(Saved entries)
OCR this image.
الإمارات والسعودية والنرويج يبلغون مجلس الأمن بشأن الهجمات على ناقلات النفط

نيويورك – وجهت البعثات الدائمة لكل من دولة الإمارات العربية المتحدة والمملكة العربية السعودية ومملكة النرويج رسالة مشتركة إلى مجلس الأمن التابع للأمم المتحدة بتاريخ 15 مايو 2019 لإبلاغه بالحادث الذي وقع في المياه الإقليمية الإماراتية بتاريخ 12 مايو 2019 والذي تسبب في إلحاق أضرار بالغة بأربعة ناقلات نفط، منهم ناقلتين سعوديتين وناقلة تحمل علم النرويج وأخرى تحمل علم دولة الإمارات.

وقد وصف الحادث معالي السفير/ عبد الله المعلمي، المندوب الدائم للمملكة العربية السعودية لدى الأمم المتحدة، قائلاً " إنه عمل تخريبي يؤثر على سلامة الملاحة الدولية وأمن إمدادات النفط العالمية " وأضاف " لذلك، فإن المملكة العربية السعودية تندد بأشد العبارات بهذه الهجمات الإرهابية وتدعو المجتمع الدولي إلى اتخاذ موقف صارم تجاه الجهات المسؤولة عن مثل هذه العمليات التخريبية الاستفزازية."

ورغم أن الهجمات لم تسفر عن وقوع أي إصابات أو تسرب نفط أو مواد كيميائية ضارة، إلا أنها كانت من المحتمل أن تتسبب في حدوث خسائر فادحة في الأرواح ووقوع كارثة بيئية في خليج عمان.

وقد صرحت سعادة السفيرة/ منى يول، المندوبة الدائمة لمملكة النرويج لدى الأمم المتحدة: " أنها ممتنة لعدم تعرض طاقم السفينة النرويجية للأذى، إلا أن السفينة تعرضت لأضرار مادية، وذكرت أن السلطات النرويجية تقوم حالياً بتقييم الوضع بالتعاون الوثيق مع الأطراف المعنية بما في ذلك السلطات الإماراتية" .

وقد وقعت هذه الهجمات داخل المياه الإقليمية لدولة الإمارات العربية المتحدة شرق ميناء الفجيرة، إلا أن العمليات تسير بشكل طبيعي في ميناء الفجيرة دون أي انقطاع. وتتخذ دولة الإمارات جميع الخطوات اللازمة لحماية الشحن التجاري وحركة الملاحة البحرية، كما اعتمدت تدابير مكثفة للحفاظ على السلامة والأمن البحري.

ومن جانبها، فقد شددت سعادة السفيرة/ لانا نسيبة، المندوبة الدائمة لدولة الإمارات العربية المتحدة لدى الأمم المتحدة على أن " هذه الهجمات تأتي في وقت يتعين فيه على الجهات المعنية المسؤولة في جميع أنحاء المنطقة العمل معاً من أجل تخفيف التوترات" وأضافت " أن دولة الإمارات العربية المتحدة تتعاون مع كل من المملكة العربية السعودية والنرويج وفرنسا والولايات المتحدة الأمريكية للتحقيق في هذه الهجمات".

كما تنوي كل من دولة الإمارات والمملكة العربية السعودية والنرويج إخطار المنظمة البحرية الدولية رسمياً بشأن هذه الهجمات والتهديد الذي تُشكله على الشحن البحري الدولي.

WORK INSTRUCTIONS -> The data above must be returned in full, exactly as written.

EXERCISE RESPONSE ->
OCR this image.
الإمارات والسعودية والنرويج يبلغون مجلس الأمن بشأن الهجمات على ناقلات النفط

نيويورك – وجهت البعثات الدائمة لكل من دولة الإمارات العربية المتحدة والمملكة العربية السعودية ومملكة النرويج رسالة مشتركة إلى مجلس الأمن التابع للأمم المتحدة بتاريخ 15 مايو 2019 لإبلاغه بالحادث الذي وقع في المياه الإقليمية الإماراتية بتاريخ 12 مايو 2019 والذي تسبب في إلحاق أضرار بالغة بأربعة ناقلات نفط، منهم ناقلتين سعوديتين وناقلة تحمل علم النرويج وأخرى تحمل علم دولة الإمارات.

وقد وصف الحادث معالي السفير/ عبد الله المعلمي، المندوب الدائم للمملكة العربية السعودية لدى الأمم المتحدة، قائلاً " إنه عمل تخريبي يؤثر على سلامة الملاحة الدولية وأمن إمدادات النفط العالمية " وأضاف " لذلك، فإن المملكة العربية السعودية تندد بأشد العبارات بهذه الهجمات الإرهابية وتدعو المجتمع الدولي إلى اتخاذ موقف صارم تجاه الجهات المسؤولة عن مثل هذه العمليات التخريبية الاستفزازية."

ورغم أن الهجمات لم تسفر عن وقوع أي إصابات أو تسرب نفط أو مواد كيميائية ضارة، إلا أنها كانت من المحتمل أن تتسبب في حدوث خسائر فادحة في الأرواح ووقوع كارثة بيئية في خليج عمان.

وقد صرحت سعادة السفيرة/ منى يول، المندوبة الدائمة لمملكة النرويج لدى الأمم المتحدة: " أنها ممتنة لعدم تعرض طاقم السفينة النرويجية للأذى، إلا أن السفينة تعرضت لأضرار مادية، وذكرت أن السلطات النرويجية تقوم حالياً بتقييم الوضع بالتعاون الوثيق مع الأطراف المعنية بما في ذلك السلطات الإماراتية" .

وقد وقعت هذه الهجمات داخل المياه الإقليمية لدولة الإمارات العربية المتحدة شرق ميناء الفجيرة، إلا أن العمليات تسير بشكل طبيعي في ميناء الفجيرة دون أي انقطاع. وتتخذ دولة الإمارات جميع الخطوات اللازمة لحماية الشحن التجاري وحركة الملاحة البحرية، كما اعتمدت تدابير مكثفة للحفاظ على السلامة والأمن البحري.

ومن جانبها، فقد شددت سعادة السفيرة/ لانا نسيبة، المندوبة الدائمة لدولة الإمارات العربية المتحدة لدى الأمم المتحدة على أن " هذه الهجمات تأتي في وقت يتعين فيه على الجهات المعنية المسؤولة في جميع أنحاء المنطقة العمل معاً من أجل تخفيف التوترات" وأضافت " أن دولة الإمارات العربية المتحدة تتعاون مع كل من المملكة العربية السعودية والنرويج وفرنسا والولايات المتحدة الأمريكية للتحقيق في هذه الهجمات".

كما تنوي كل من دولة الإمارات والمملكة العربية السعودية والنرويج إخطار المنظمة البحرية الدولية رسمياً بشأن هذه الهجمات والتهديد الذي تُشكله على الشحن البحري الدولي.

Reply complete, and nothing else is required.